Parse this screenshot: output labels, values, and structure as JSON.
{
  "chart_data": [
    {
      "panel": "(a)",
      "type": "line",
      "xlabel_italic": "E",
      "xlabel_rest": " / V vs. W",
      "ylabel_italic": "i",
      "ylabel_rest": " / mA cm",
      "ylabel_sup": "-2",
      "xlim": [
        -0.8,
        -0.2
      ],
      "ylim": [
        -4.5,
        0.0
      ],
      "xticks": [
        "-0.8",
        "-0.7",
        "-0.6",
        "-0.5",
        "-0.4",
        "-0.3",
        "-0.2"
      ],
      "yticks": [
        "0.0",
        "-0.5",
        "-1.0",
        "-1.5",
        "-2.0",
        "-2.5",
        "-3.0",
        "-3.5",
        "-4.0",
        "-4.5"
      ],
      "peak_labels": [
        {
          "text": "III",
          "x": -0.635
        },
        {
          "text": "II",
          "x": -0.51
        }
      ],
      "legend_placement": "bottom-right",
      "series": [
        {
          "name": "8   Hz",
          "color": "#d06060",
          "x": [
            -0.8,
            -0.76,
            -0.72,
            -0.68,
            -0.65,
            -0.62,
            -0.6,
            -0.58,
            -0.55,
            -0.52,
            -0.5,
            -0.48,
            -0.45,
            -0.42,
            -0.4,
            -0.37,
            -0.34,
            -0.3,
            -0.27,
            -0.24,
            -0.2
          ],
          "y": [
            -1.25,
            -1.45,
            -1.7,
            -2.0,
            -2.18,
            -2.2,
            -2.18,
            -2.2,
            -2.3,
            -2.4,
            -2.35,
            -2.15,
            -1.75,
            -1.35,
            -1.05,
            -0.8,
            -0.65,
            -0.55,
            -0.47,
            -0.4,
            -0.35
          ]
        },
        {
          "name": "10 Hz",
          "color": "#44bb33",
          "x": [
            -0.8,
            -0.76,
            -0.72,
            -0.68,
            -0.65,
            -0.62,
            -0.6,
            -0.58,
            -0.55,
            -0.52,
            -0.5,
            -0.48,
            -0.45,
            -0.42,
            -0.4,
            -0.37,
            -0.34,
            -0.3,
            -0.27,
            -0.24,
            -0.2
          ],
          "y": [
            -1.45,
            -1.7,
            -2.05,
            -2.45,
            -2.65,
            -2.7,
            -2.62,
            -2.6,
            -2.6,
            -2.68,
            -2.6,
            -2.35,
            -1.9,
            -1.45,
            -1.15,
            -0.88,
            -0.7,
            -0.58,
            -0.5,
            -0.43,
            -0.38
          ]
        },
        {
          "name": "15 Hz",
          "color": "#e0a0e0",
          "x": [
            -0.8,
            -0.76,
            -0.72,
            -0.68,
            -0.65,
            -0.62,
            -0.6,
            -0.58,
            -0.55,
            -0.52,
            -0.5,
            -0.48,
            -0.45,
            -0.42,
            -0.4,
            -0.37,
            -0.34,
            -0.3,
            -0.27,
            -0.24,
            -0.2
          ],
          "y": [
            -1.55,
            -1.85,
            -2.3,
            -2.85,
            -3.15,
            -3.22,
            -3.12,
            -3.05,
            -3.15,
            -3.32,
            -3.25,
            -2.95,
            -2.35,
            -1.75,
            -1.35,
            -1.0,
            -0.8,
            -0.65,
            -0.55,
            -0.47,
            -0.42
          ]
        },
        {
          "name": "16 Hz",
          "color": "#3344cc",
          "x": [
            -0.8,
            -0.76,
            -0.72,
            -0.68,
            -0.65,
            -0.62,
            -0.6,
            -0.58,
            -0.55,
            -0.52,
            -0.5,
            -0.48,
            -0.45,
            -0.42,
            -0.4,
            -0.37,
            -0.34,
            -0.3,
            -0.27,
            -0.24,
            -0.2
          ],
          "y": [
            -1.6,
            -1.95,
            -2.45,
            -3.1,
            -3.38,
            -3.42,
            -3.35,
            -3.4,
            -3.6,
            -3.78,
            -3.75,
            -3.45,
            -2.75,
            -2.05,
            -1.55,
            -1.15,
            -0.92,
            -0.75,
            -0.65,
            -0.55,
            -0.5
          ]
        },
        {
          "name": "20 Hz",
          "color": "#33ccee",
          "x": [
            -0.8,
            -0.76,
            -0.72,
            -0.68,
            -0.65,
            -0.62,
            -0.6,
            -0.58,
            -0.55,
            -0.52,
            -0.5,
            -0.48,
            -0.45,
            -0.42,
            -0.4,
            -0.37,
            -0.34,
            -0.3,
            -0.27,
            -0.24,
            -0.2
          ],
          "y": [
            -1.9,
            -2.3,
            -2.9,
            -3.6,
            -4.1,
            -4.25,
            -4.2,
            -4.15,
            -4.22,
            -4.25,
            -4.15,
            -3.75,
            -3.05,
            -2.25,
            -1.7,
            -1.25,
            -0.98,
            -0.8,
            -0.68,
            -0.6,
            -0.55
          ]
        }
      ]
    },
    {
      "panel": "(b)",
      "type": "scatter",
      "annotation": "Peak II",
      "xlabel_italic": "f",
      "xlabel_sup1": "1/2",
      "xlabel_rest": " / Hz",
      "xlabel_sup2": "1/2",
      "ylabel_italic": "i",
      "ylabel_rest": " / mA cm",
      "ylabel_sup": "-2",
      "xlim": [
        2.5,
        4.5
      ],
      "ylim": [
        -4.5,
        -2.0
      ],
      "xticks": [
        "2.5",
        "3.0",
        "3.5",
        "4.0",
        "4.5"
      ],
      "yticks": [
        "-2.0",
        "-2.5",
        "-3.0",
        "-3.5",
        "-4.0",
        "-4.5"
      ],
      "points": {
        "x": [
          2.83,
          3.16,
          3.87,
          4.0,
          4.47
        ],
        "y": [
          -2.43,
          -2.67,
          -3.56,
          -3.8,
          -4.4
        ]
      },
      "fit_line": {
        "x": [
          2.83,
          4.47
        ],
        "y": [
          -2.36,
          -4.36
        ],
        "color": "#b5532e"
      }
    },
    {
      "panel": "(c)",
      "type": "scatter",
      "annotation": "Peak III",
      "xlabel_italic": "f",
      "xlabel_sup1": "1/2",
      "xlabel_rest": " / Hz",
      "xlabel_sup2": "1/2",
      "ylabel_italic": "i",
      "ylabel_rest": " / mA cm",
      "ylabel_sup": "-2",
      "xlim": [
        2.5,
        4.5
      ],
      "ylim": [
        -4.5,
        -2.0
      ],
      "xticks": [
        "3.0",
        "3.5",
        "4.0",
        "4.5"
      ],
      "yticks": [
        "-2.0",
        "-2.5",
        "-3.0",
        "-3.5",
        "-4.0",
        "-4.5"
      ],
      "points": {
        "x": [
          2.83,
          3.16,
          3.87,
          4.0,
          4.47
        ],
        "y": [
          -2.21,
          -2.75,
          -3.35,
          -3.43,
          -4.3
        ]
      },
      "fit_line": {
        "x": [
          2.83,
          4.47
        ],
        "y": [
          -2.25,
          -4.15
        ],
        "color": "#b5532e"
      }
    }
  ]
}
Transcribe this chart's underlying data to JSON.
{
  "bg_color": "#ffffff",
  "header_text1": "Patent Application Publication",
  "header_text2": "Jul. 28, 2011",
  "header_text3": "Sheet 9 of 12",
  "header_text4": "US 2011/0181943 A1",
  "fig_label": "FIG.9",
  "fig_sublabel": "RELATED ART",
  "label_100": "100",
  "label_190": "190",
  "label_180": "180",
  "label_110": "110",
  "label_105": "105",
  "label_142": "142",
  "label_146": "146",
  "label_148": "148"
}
──────────
Copy out the whole listing exactly.

◆ CORRECT RESULT
Parse this screenshot: output labels, values, and structure as JSON.
{
  "chart_data": [
    {
      "panel": "(a)",
      "type": "line",
      "xlabel_italic": "E",
      "xlabel_rest": " / V vs. W",
      "ylabel_italic": "i",
      "ylabel_rest": " / mA cm",
      "ylabel_sup": "-2",
      "xlim": [
        -0.8,
        -0.2
      ],
      "ylim": [
        -4.5,
        0.0
      ],
      "xticks": [
        "-0.8",
        "-0.7",
        "-0.6",
        "-0.5",
        "-0.4",
        "-0.3",
        "-0.2"
      ],
      "yticks": [
        "0.0",
        "-0.5",
        "-1.0",
        "-1.5",
        "-2.0",
        "-2.5",
        "-3.0",
        "-3.5",
        "-4.0",
        "-4.5"
      ],
      "peak_labels": [
        {
          "text": "III",
          "x": -0.635
        },
        {
          "text": "II",
          "x": -0.51
        }
      ],
      "legend_placement": "bottom-right",
      "series": [
        {
          "name": "8   Hz",
          "color": "#d06060",
          "x": [
            -0.8,
            -0.76,
            -0.72,
            -0.68,
            -0.65,
            -0.62,
            -0.6,
            -0.58,
            -0.55,
            -0.52,
            -0.5,
            -0.48,
            -0.45,
            -0.42,
            -0.4,
            -0.37,
            -0.34,
            -0.3,
            -0.27,
            -0.24,
            -0.2
          ],
          "y": [
            -1.25,
            -1.45,
            -1.7,
            -2.0,
            -2.18,
            -2.2,
            -2.18,
            -2.2,
            -2.3,
            -2.4,
            -2.35,
            -2.15,
            -1.75,
            -1.35,
            -1.05,
            -0.8,
            -0.65,
            -0.55,
            -0.47,
            -0.4,
            -0.35
          ]
        },
        {
          "name": "10 Hz",
          "color": "#44bb33",
          "x": [
            -0.8,
            -0.76,
            -0.72,
            -0.68,
            -0.65,
            -0.62,
            -0.6,
            -0.58,
            -0.55,
            -0.52,
            -0.5,
            -0.48,
            -0.45,
            -0.42,
            -0.4,
            -0.37,
            -0.34,
            -0.3,
            -0.27,
            -0.24,
            -0.2
          ],
          "y": [
            -1.45,
            -1.7,
            -2.05,
            -2.45,
            -2.65,
            -2.7,
            -2.62,
            -2.6,
            -2.6,
            -2.68,
            -2.6,
            -2.35,
            -1.9,
            -1.45,
            -1.15,
            -0.88,
            -0.7,
            -0.58,
            -0.5,
            -0.43,
            -0.38
          ]
        },
        {
          "name": "15 Hz",
          "color": "#e0a0e0",
          "x": [
            -0.8,
            -0.76,
            -0.72,
            -0.68,
            -0.65,
            -0.62,
            -0.6,
            -0.58,
            -0.55,
            -0.52,
            -0.5,
            -0.48,
            -0.45,
            -0.42,
            -0.4,
            -0.37,
            -0.34,
            -0.3,
            -0.27,
            -0.24,
            -0.2
          ],
          "y": [
            -1.55,
            -1.85,
            -2.3,
            -2.85,
            -3.15,
            -3.22,
            -3.12,
            -3.05,
            -3.15,
            -3.32,
            -3.25,
            -2.95,
            -2.35,
            -1.75,
            -1.35,
            -1.0,
            -0.8,
            -0.65,
            -0.55,
            -0.47,
            -0.42
          ]
        },
        {
          "name": "16 Hz",
          "color": "#3344cc",
          "x": [
            -0.8,
            -0.76,
            -0.72,
            -0.68,
            -0.65,
            -0.62,
            -0.6,
            -0.58,
            -0.55,
            -0.52,
            -0.5,
            -0.48,
            -0.45,
            -0.42,
            -0.4,
            -0.37,
            -0.34,
            -0.3,
            -0.27,
            -0.24,
            -0.2
          ],
          "y": [
            -1.6,
            -1.95,
            -2.45,
            -3.1,
            -3.38,
            -3.42,
            -3.35,
            -3.4,
            -3.6,
            -3.78,
            -3.75,
            -3.45,
            -2.75,
            -2.05,
            -1.55,
            -1.15,
            -0.92,
            -0.75,
            -0.65,
            -0.55,
            -0.5
          ]
        },
        {
          "name": "20 Hz",
          "color": "#33ccee",
          "x": [
            -0.8,
            -0.76,
            -0.72,
            -0.68,
            -0.65,
            -0.62,
            -0.6,
            -0.58,
            -0.55,
            -0.52,
            -0.5,
            -0.48,
            -0.45,
            -0.42,
            -0.4,
            -0.37,
            -0.34,
            -0.3,
            -0.27,
            -0.24,
            -0.2
          ],
          "y": [
            -1.9,
            -2.3,
            -2.9,
            -3.6,
            -4.1,
            -4.25,
            -4.2,
            -4.15,
            -4.22,
            -4.25,
            -4.15,
            -3.75,
            -3.05,
            -2.25,
            -1.7,
            -1.25,
            -0.98,
            -0.8,
            -0.68,
            -0.6,
            -0.55
          ]
        }
      ]
    },
    {
      "panel": "(b)",
      "type": "scatter",
      "annotation": "Peak II",
      "xlabel_italic": "f",
      "xlabel_sup1": "1/2",
      "xlabel_rest": " / Hz",
      "xlabel_sup2": "1/2",
      "ylabel_italic": "i",
      "ylabel_rest": " / mA cm",
      "ylabel_sup": "-2",
      "xlim": [
        2.5,
        4.5
      ],
      "ylim": [
        -4.5,
        -2.0
      ],
      "xticks": [
        "2.5",
        "3.0",
        "3.5",
        "4.0",
        "4.5"
      ],
      "yticks": [
        "-2.0",
        "-2.5",
        "-3.0",
        "-3.5",
        "-4.0",
        "-4.5"
      ],
      "points": {
        "x": [
          2.83,
          3.16,
          3.87,
          4.0,
          4.47
        ],
        "y": [
          -2.43,
          -2.67,
          -3.56,
          -3.8,
          -4.4
        ]
      },
      "fit_line": {
        "x": [
          2.83,
          4.47
        ],
        "y": [
          -2.36,
          -4.36
        ],
        "color": "#b5532e"
      }
    },
    {
      "panel": "(c)",
      "type": "scatter",
      "annotation": "Peak III",
      "xlabel_italic": "f",
      "xlabel_sup1": "1/2",
      "xlabel_rest": " / Hz",
      "xlabel_sup2": "1/2",
      "ylabel_italic": "i",
      "ylabel_rest": " / mA cm",
      "ylabel_sup": "-2",
      "xlim": [
        2.5,
        4.5
      ],
      "ylim": [
        -4.5,
        -2.0
      ],
      "xticks": [
        "3.0",
        "3.5",
        "4.0",
        "4.5"
      ],
      "yticks": [
        "-2.0",
        "-2.5",
        "-3.0",
        "-3.5",
        "-4.0",
        "-4.5"
      ],
      "points": {
        "x": [
          2.83,
          3.16,
          3.87,
          4.0,
          4.47
        ],
        "y": [
          -2.21,
          -2.75,
          -3.35,
          -3.43,
          -4.3
        ]
      },
      "fit_line": {
        "x": [
          2.83,
          4.47
        ],
        "y": [
          -2.25,
          -4.15
        ],
        "color": "#b5532e"
      }
    }
  ]
}
Transcribe this chart's underlying data to JSON.
{
  "bg_color": "#ffffff",
  "header_text1": "Patent Application Publication",
  "header_text2": "Jul. 28, 2011",
  "header_text3": "Sheet 9 of 12",
  "header_text4": "US 2011/0181943 A1",
  "fig_label": "FIG.9",
  "fig_sublabel": "RELATED ART",
  "label_100": "100",
  "label_190": "190",
  "label_180": "180",
  "label_110": "110",
  "label_105": "105",
  "label_142": "142",
  "label_146": "146",
  "label_148": "148"
}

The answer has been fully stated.